--- Begin ---

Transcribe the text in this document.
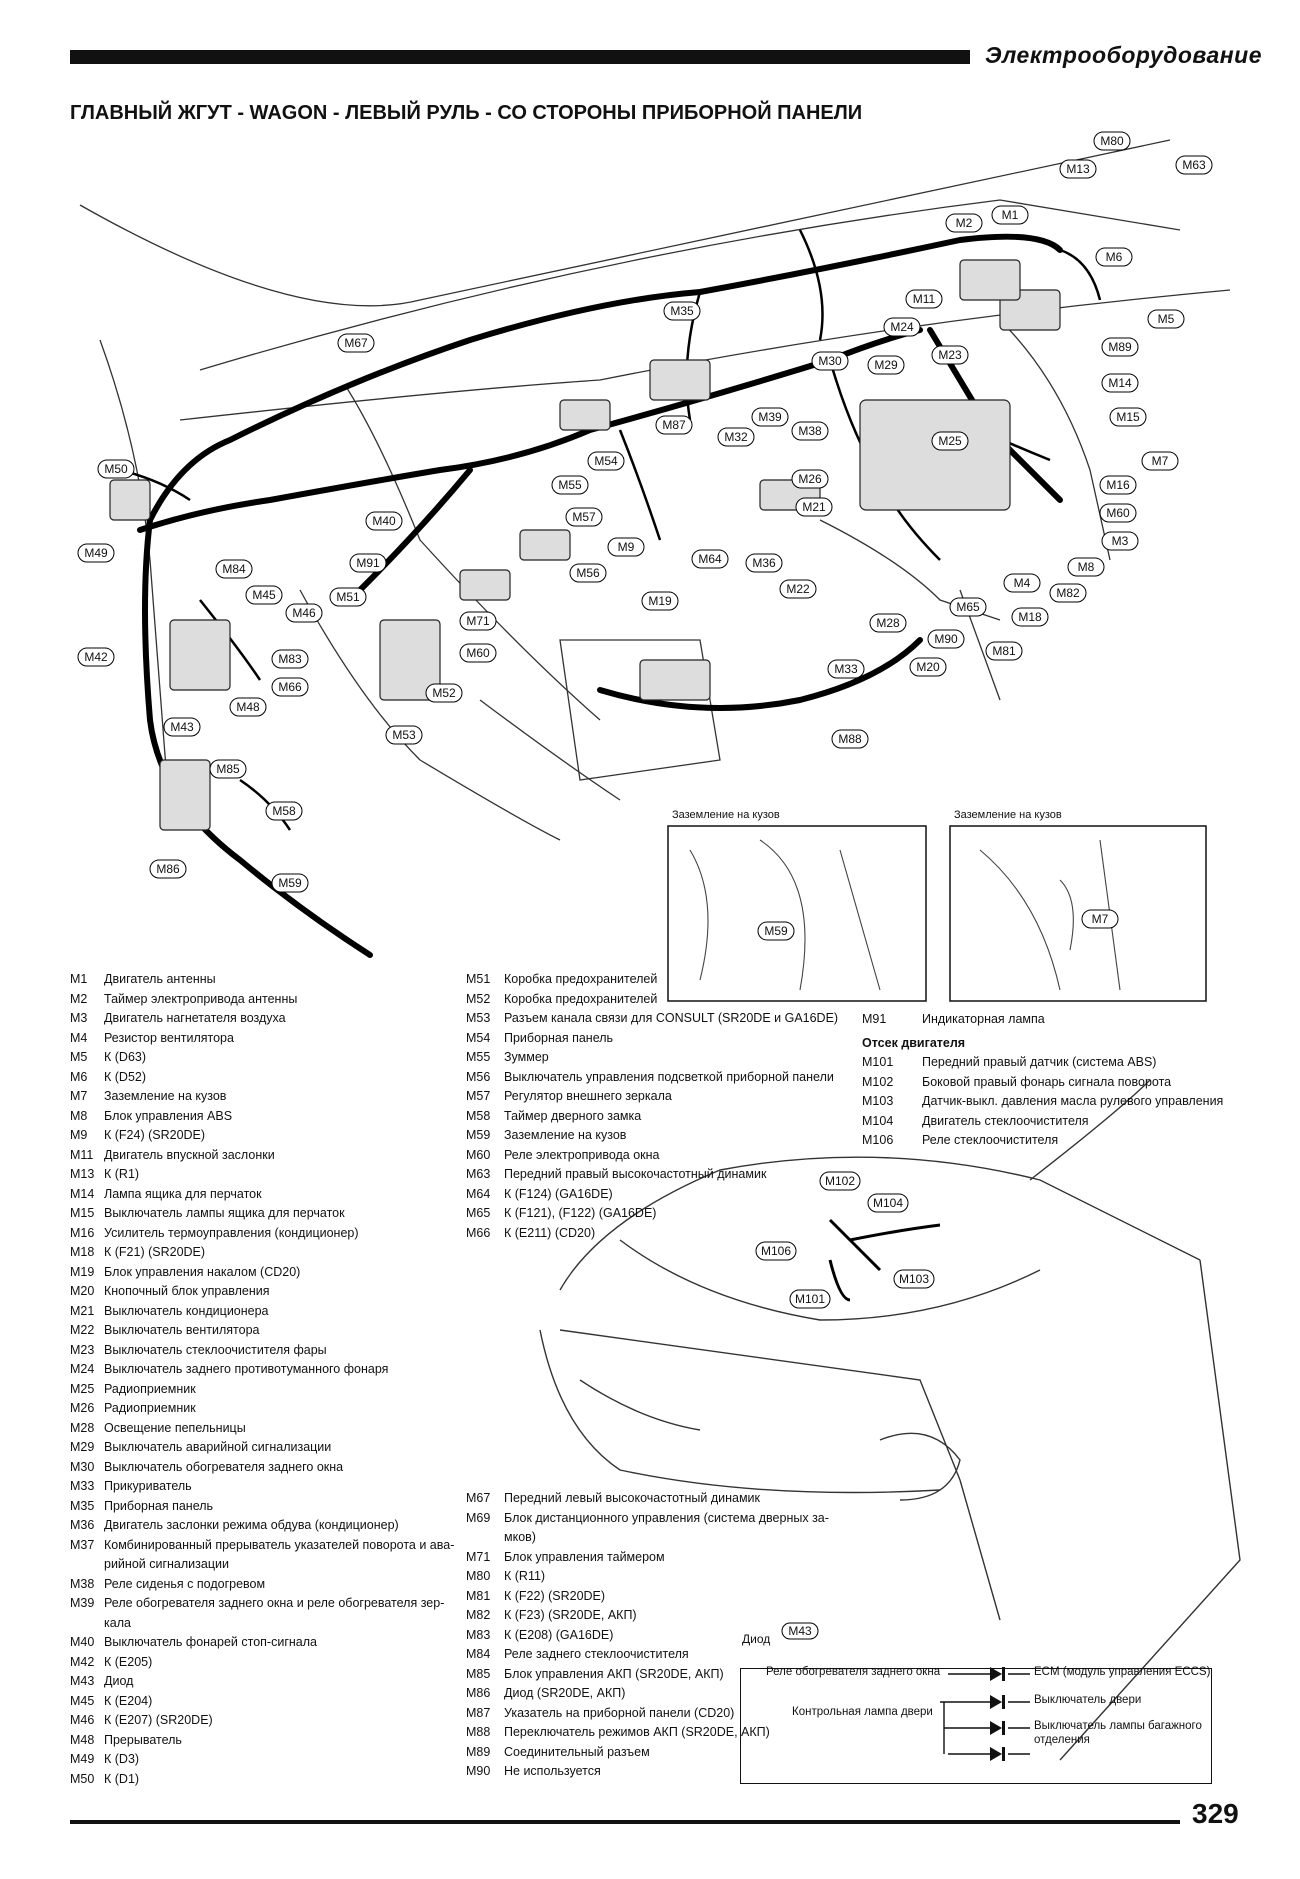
Электрооборудование
ГЛАВНЫЙ ЖГУТ - WAGON - ЛЕВЫЙ РУЛЬ - СО СТОРОНЫ ПРИБОРНОЙ ПАНЕЛИ
Заземление на кузов	Заземление на кузов
M80
M63
M13
M1
M2
M6
M11
M5
M35
M24
M89
M67
M30	M29
M23
M14
M15
M39
M87
M32	M38
M25
M50
M54	M7
M16
M26
M55
M60
M21
M40	M57
M9	M3
M49	M64	M36	M8
M91
M56
M84
M4
M82
M22
M45	M51	M19
M46	M65
M18
M71	M28
M42
M90
M81
M83	M60
M66
M33	M20
M52
M48
M43
M53	M88
M85
M58
M86
M59
M59
M7
M102
M104
M106
M103
M101
M43
M1 Двигатель антенны
M2 Таймер электропривода антенны
M3 Двигатель нагнетателя воздуха
M4 Резистор вентилятора
M5 К (D63)
M6 К (D52)
M7 Заземление на кузов
M8 Блок управления ABS
M9 К (F24) (SR20DE)
M11 Двигатель впускной заслонки
M13 К (R1)
M14 Лампа ящика для перчаток
M15 Выключатель лампы ящика для перчаток
M16 Усилитель термоуправления (кондиционер)
M18 К (F21) (SR20DE)
M19 Блок управления накалом (CD20)
M20 Кнопочный блок управления
M21 Выключатель кондиционера
M22 Выключатель вентилятора
M23 Выключатель стеклоочистителя фары
M24 Выключатель заднего противотуманного фонаря
M25 Радиоприемник
M26 Радиоприемник
M28 Освещение пепельницы
M29 Выключатель аварийной сигнализации
M30 Выключатель обогревателя заднего окна
M33 Прикуриватель
M35 Приборная панель
M36 Двигатель заслонки режима обдува (кондиционер)
M37 Комбинированный прерыватель указателей поворота и ава-
рийной сигнализации
M38 Реле сиденья с подогревом
M39 Реле обогревателя заднего окна и реле обогревателя зер-
кала
M40 Выключатель фонарей стоп-сигнала
M42 К (E205)
M43 Диод
M45 К (E204)
M46 К (E207) (SR20DE)
M48 Прерыватель
M49 К (D3)
M50 К (D1)
M51 Коробка предохранителей
M52 Коробка предохранителей
M53 Разъем канала связи для CONSULT (SR20DE и GA16DE)
M54 Приборная панель
M55 Зуммер
M56 Выключатель управления подсветкой приборной панели
M57 Регулятор внешнего зеркала
M58 Таймер дверного замка
M59 Заземление на кузов
M60 Реле электропривода окна
M63 Передний правый высокочастотный динамик
M64 К (F124) (GA16DE)
M65 К (F121), (F122) (GA16DE)
M66 К (E211) (CD20)
M67 Передний левый высокочастотный динамик
M69 Блок дистанционного управления (система дверных за-
мков)
M71 Блок управления таймером
M80 К (R11)
M81 К (F22) (SR20DE)
M82 К (F23) (SR20DE, АКП)
M83 К (E208) (GA16DE)
M84 Реле заднего стеклоочистителя
M85 Блок управления АКП (SR20DE, АКП)
M86 Диод (SR20DE, АКП)
M87 Указатель на приборной панели (CD20)
M88 Переключатель режимов АКП (SR20DE, АКП)
M89 Соединительный разъем
M90 Не используется
M91	Индикаторная лампа
Отсек двигателя
M101 Передний правый датчик (система ABS)
M102 Боковой правый фонарь сигнала поворота
M103 Датчик-выкл. давления масла рулевого управления
M104 Двигатель стеклоочистителя
M106 Реле стеклоочистителя
Диод
Реле обогревателя заднего окна
Контрольная лампа двери
ECM (модуль управления ECCS)
Выключатель двери
Выключатель лампы багажного
отделения
329
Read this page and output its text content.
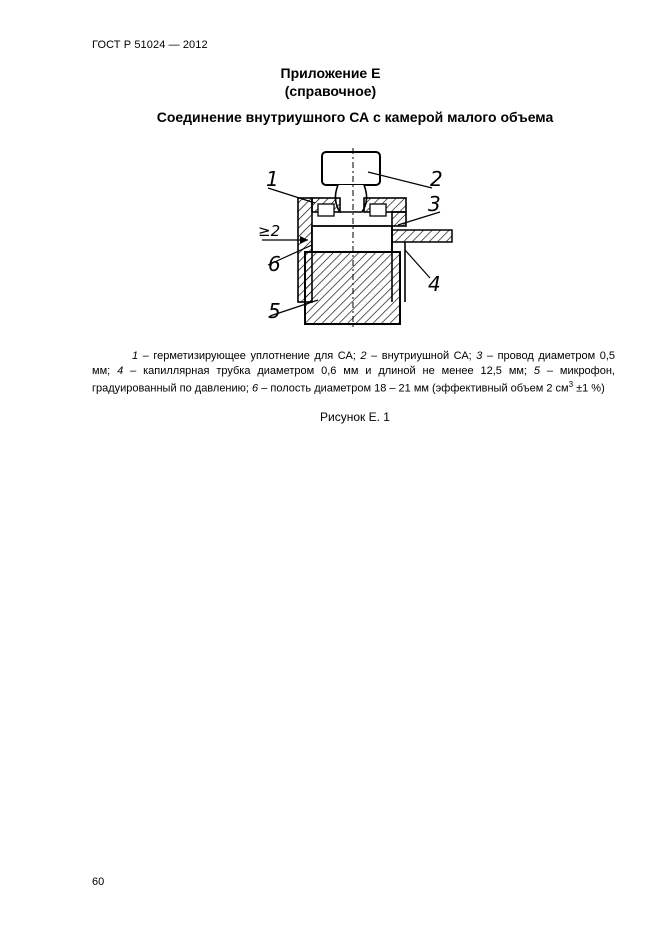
ГОСТ Р 51024 — 2012
Приложение Е
(справочное)
Соединение внутриушного СА с камерой малого объема
1	2
3
4
5
6
≥2

1 – герметизирующее уплотнение для СА; 2 – внутриушной СА; 3 – провод диаметром 0,5 мм; 4 – капиллярная трубка диаметром 0,6 мм и длиной не менее 12,5 мм; 5 – микрофон, градуированный по давлению; 6 – полость диаметром 18 – 21 мм (эффективный объем 2 $см^3 \pm 1$ %)

Рисунок Е. 1
60
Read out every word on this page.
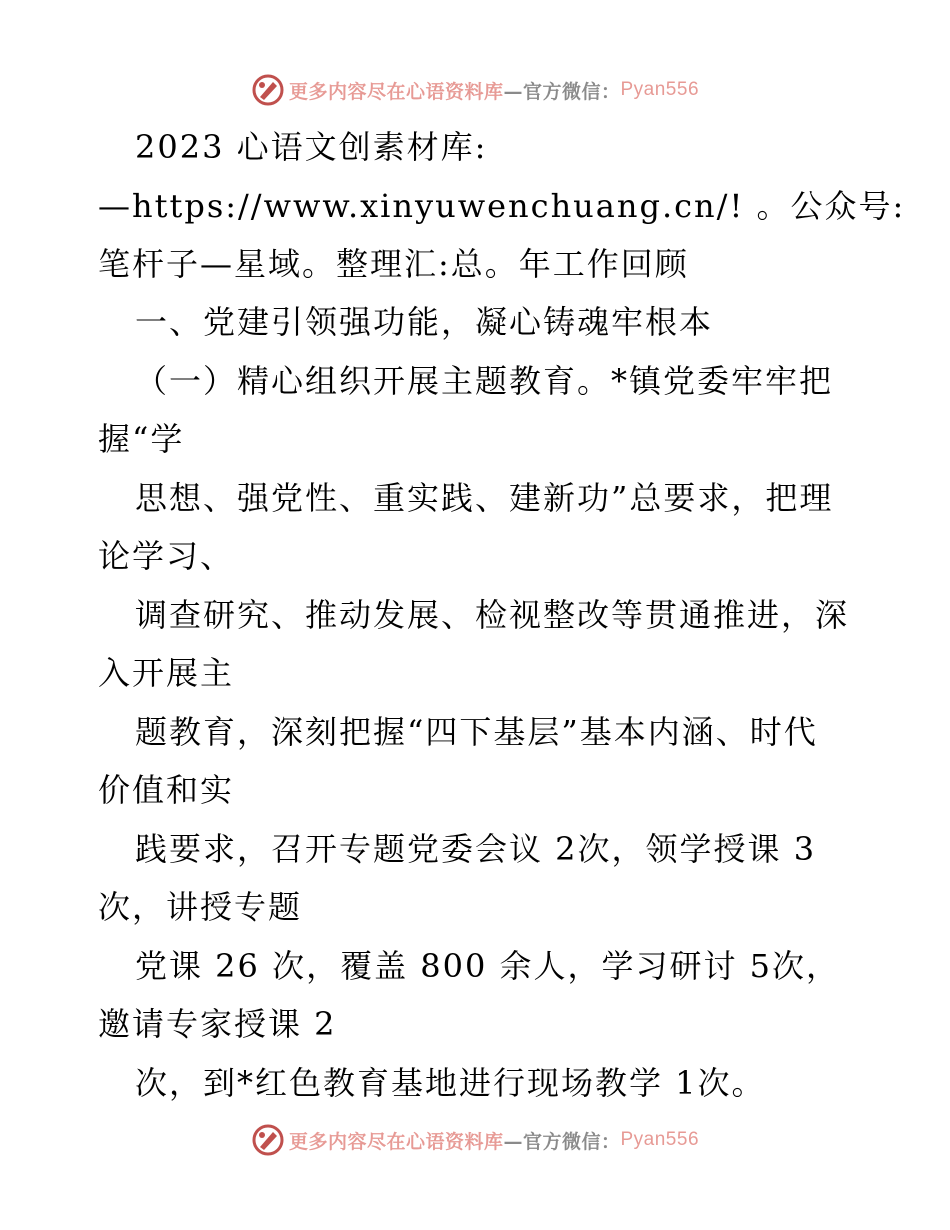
更多内容尽在心语资料库 —官方微信： Pyan556
2023 心语文创素材库:
—https://www.xinyuwenchuang.cn/! 。公众号:
笔杆子—星域。整理汇:总。年工作回顾
一、党建引领强功能，凝心铸魂牢根本
（一）精心组织开展主题教育。*镇党委牢牢把
握“学
思想、强党性、重实践、建新功”总要求，把理
论学习、
调查研究、推动发展、检视整改等贯通推进，深
入开展主
题教育，深刻把握“四下基层”基本内涵、时代
价值和实
践要求，召开专题党委会议 2次，领学授课 3
次，讲授专题
党课 26 次，覆盖 800 余人，学习研讨 5次，
邀请专家授课 2
次，到*红色教育基地进行现场教学 1次。
更多内容尽在心语资料库 —官方微信： Pyan556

--- End ---

### [Task details]
In the records above, find each line that holds the word "панель"; copy all such lines.

### [Result of this task]
M35 Приборная панель
M54 Приборная панель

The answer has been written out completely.